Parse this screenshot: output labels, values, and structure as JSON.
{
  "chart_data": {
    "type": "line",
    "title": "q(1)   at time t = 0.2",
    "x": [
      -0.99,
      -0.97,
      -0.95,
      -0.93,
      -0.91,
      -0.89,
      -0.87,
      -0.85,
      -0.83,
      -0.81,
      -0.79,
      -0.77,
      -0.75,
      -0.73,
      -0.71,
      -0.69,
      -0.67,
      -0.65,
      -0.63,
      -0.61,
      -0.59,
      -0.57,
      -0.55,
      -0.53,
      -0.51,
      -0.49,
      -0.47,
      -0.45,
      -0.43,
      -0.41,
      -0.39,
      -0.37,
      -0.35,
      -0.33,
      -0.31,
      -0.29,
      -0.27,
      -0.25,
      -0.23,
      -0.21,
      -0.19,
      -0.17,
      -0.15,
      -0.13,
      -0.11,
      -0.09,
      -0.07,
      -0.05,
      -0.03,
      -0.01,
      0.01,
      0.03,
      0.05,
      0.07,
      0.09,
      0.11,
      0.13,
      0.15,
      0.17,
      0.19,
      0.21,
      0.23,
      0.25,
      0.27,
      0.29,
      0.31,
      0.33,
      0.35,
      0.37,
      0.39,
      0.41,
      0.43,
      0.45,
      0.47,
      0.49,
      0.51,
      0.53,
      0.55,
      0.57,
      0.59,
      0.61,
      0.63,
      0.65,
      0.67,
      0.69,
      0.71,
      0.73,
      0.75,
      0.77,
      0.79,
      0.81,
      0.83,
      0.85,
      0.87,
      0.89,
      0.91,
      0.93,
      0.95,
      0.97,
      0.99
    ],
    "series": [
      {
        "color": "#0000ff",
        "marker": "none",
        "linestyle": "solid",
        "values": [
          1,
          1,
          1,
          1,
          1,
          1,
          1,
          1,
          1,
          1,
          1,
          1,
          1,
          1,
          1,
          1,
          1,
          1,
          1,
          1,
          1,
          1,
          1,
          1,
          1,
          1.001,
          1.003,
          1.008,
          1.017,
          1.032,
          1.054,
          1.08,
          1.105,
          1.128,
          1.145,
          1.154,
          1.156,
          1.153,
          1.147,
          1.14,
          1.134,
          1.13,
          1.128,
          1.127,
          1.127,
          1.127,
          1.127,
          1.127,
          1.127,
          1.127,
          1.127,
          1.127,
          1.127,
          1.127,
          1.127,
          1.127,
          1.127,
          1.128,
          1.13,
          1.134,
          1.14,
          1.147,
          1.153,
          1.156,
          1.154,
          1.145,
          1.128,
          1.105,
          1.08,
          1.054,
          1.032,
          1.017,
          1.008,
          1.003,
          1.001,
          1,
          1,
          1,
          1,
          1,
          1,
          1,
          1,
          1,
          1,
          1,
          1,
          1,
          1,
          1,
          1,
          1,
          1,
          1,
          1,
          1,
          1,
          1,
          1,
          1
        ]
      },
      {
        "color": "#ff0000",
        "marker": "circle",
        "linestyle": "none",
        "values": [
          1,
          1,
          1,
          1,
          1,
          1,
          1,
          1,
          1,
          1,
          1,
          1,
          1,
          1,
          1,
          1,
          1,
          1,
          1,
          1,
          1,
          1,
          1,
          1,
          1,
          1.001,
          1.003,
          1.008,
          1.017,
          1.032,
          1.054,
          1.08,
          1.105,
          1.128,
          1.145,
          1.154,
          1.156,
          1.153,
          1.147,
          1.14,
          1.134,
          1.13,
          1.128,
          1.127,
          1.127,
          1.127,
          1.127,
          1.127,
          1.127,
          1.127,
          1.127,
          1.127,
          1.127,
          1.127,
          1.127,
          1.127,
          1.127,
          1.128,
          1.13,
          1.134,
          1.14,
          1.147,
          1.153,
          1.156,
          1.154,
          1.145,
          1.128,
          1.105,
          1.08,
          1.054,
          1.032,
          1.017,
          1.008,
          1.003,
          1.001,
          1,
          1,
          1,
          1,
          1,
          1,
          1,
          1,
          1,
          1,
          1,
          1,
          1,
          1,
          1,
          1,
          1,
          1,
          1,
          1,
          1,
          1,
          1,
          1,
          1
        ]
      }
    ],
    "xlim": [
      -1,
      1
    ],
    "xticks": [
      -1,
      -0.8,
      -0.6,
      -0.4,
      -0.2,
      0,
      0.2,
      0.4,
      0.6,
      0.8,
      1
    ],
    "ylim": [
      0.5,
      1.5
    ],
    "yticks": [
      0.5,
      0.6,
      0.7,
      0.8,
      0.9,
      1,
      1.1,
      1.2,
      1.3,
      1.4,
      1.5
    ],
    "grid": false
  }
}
....................
(YOUR OBJECTIVE): Output every entry shown above, exactly.

(COMPLETED TASK):
Parse this screenshot: output labels, values, and structure as JSON.
{
  "chart_data": {
    "type": "line",
    "title": "q(1)   at time t = 0.2",
    "x": [
      -0.99,
      -0.97,
      -0.95,
      -0.93,
      -0.91,
      -0.89,
      -0.87,
      -0.85,
      -0.83,
      -0.81,
      -0.79,
      -0.77,
      -0.75,
      -0.73,
      -0.71,
      -0.69,
      -0.67,
      -0.65,
      -0.63,
      -0.61,
      -0.59,
      -0.57,
      -0.55,
      -0.53,
      -0.51,
      -0.49,
      -0.47,
      -0.45,
      -0.43,
      -0.41,
      -0.39,
      -0.37,
      -0.35,
      -0.33,
      -0.31,
      -0.29,
      -0.27,
      -0.25,
      -0.23,
      -0.21,
      -0.19,
      -0.17,
      -0.15,
      -0.13,
      -0.11,
      -0.09,
      -0.07,
      -0.05,
      -0.03,
      -0.01,
      0.01,
      0.03,
      0.05,
      0.07,
      0.09,
      0.11,
      0.13,
      0.15,
      0.17,
      0.19,
      0.21,
      0.23,
      0.25,
      0.27,
      0.29,
      0.31,
      0.33,
      0.35,
      0.37,
      0.39,
      0.41,
      0.43,
      0.45,
      0.47,
      0.49,
      0.51,
      0.53,
      0.55,
      0.57,
      0.59,
      0.61,
      0.63,
      0.65,
      0.67,
      0.69,
      0.71,
      0.73,
      0.75,
      0.77,
      0.79,
      0.81,
      0.83,
      0.85,
      0.87,
      0.89,
      0.91,
      0.93,
      0.95,
      0.97,
      0.99
    ],
    "series": [
      {
        "color": "#0000ff",
        "marker": "none",
        "linestyle": "solid",
        "values": [
          1,
          1,
          1,
          1,
          1,
          1,
          1,
          1,
          1,
          1,
          1,
          1,
          1,
          1,
          1,
          1,
          1,
          1,
          1,
          1,
          1,
          1,
          1,
          1,
          1,
          1.001,
          1.003,
          1.008,
          1.017,
          1.032,
          1.054,
          1.08,
          1.105,
          1.128,
          1.145,
          1.154,
          1.156,
          1.153,
          1.147,
          1.14,
          1.134,
          1.13,
          1.128,
          1.127,
          1.127,
          1.127,
          1.127,
          1.127,
          1.127,
          1.127,
          1.127,
          1.127,
          1.127,
          1.127,
          1.127,
          1.127,
          1.127,
          1.128,
          1.13,
          1.134,
          1.14,
          1.147,
          1.153,
          1.156,
          1.154,
          1.145,
          1.128,
          1.105,
          1.08,
          1.054,
          1.032,
          1.017,
          1.008,
          1.003,
          1.001,
          1,
          1,
          1,
          1,
          1,
          1,
          1,
          1,
          1,
          1,
          1,
          1,
          1,
          1,
          1,
          1,
          1,
          1,
          1,
          1,
          1,
          1,
          1,
          1,
          1
        ]
      },
      {
        "color": "#ff0000",
        "marker": "circle",
        "linestyle": "none",
        "values": [
          1,
          1,
          1,
          1,
          1,
          1,
          1,
          1,
          1,
          1,
          1,
          1,
          1,
          1,
          1,
          1,
          1,
          1,
          1,
          1,
          1,
          1,
          1,
          1,
          1,
          1.001,
          1.003,
          1.008,
          1.017,
          1.032,
          1.054,
          1.08,
          1.105,
          1.128,
          1.145,
          1.154,
          1.156,
          1.153,
          1.147,
          1.14,
          1.134,
          1.13,
          1.128,
          1.127,
          1.127,
          1.127,
          1.127,
          1.127,
          1.127,
          1.127,
          1.127,
          1.127,
          1.127,
          1.127,
          1.127,
          1.127,
          1.127,
          1.128,
          1.13,
          1.134,
          1.14,
          1.147,
          1.153,
          1.156,
          1.154,
          1.145,
          1.128,
          1.105,
          1.08,
          1.054,
          1.032,
          1.017,
          1.008,
          1.003,
          1.001,
          1,
          1,
          1,
          1,
          1,
          1,
          1,
          1,
          1,
          1,
          1,
          1,
          1,
          1,
          1,
          1,
          1,
          1,
          1,
          1,
          1,
          1,
          1,
          1,
          1
        ]
      }
    ],
    "xlim": [
      -1,
      1
    ],
    "xticks": [
      -1,
      -0.8,
      -0.6,
      -0.4,
      -0.2,
      0,
      0.2,
      0.4,
      0.6,
      0.8,
      1
    ],
    "ylim": [
      0.5,
      1.5
    ],
    "yticks": [
      0.5,
      0.6,
      0.7,
      0.8,
      0.9,
      1,
      1.1,
      1.2,
      1.3,
      1.4,
      1.5
    ],
    "grid": false
  }
}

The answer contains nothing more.